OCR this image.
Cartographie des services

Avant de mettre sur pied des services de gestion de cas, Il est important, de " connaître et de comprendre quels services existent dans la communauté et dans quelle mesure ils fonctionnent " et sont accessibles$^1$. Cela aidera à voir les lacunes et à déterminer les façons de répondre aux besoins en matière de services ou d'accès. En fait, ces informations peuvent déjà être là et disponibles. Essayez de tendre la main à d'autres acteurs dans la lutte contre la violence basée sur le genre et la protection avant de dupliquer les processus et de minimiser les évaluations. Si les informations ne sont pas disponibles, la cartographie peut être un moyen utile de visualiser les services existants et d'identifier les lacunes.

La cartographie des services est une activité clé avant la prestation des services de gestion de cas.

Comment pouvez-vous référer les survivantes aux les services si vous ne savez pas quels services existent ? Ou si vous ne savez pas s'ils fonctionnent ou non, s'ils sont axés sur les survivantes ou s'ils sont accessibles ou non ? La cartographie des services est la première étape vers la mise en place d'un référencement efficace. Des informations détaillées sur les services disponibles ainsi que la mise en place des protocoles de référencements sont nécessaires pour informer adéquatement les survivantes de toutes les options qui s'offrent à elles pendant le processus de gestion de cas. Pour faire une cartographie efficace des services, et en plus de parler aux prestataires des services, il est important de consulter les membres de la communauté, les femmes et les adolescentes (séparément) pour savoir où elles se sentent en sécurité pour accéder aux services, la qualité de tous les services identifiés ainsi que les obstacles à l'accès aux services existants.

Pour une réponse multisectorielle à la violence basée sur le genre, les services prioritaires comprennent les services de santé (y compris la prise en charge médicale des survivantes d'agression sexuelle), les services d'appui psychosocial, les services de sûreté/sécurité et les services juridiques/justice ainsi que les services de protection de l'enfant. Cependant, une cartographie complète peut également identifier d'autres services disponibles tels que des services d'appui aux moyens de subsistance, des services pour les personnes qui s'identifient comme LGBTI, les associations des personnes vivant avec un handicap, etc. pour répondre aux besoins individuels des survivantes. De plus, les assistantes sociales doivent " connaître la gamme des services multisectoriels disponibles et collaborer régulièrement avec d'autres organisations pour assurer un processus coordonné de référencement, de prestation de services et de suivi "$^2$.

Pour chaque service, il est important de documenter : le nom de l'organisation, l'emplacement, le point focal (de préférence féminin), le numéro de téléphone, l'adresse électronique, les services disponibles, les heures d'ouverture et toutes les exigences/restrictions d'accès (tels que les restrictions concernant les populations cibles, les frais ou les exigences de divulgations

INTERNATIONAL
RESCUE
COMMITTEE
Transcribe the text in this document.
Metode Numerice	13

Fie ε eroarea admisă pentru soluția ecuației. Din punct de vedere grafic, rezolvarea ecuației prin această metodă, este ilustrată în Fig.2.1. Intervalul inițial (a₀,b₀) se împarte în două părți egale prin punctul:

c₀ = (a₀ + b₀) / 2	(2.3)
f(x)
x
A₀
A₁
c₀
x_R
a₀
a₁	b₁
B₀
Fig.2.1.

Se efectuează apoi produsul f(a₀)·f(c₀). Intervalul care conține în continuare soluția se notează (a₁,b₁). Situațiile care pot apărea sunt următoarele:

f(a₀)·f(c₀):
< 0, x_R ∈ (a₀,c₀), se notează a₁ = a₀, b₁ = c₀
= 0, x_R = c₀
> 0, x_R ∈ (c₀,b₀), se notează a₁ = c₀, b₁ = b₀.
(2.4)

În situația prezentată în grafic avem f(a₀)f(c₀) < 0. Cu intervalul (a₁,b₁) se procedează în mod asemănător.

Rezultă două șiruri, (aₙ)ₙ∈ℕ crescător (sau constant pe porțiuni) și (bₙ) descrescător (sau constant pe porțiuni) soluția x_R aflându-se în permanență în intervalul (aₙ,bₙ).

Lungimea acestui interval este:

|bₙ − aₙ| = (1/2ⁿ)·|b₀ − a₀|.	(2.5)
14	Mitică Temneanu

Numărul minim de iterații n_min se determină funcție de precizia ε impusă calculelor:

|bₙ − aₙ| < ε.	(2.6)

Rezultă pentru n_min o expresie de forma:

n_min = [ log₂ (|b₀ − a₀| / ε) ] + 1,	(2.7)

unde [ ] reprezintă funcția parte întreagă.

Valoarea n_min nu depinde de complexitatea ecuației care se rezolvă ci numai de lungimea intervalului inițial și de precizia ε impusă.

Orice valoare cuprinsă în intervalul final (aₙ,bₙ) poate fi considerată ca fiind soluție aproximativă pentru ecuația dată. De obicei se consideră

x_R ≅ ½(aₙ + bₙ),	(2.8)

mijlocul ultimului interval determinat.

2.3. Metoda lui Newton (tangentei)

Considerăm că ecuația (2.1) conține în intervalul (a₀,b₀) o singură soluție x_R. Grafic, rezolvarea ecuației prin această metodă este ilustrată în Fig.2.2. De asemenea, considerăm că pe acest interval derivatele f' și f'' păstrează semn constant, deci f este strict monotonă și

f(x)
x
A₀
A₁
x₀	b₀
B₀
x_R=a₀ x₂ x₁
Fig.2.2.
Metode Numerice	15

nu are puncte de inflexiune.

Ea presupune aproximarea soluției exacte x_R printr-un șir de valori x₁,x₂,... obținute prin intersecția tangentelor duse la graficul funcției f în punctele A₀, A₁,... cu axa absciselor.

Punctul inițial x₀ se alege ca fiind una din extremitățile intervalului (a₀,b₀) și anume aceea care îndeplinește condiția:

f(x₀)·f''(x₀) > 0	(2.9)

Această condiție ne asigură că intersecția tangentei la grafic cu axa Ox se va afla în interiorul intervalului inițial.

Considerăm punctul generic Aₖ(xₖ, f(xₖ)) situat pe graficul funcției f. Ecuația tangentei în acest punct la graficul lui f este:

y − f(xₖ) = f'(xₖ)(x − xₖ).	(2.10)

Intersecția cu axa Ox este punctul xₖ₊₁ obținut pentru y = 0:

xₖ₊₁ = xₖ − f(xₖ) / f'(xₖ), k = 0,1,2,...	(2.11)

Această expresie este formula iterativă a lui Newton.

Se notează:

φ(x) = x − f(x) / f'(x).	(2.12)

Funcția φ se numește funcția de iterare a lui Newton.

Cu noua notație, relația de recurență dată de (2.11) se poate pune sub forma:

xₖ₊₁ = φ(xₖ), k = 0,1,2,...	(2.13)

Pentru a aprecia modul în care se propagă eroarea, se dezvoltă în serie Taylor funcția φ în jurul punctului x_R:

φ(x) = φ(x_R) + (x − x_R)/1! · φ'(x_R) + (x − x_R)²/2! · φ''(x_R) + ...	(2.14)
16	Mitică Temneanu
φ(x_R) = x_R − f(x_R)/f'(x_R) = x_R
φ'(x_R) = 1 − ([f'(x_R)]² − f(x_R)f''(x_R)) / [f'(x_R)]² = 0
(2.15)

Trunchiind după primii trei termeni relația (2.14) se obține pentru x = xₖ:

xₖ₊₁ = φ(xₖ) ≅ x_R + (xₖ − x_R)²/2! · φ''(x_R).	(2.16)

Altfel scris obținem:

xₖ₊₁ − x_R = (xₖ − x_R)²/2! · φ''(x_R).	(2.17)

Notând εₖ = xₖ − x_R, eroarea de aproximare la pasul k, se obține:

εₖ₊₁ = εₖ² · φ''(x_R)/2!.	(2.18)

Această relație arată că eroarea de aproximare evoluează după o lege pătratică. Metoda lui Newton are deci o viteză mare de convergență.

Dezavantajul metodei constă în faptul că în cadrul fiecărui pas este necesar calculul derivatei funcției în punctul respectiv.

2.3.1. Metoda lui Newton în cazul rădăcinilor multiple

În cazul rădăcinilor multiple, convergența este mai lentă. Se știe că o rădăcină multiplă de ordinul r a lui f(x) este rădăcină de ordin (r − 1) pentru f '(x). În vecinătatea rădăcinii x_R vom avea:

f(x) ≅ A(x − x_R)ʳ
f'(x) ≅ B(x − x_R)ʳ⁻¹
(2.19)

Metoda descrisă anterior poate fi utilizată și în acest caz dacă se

PROBLEM DESCRIPTION:
Search the entries for the word "eroarea", then list each line that holds it.

RESPONSE:
Fie ε eroarea admisă pentru soluția ecuației. Din punct de vedere grafic, rezolvarea ecuației prin această metodă, este ilustrată în Fig.2.1. Intervalul inițial (a₀,b₀) se împarte în două părți egale prin punctul:
Pentru a aprecia modul în care se propagă eroarea, se dezvoltă în serie Taylor funcția φ în jurul punctului x_R:
Notând εₖ = xₖ − x_R, eroarea de aproximare la pasul k, se obține:
Această relație arată că eroarea de aproximare evoluează după o lege pătratică. Metoda lui Newton are deci o viteză mare de convergență.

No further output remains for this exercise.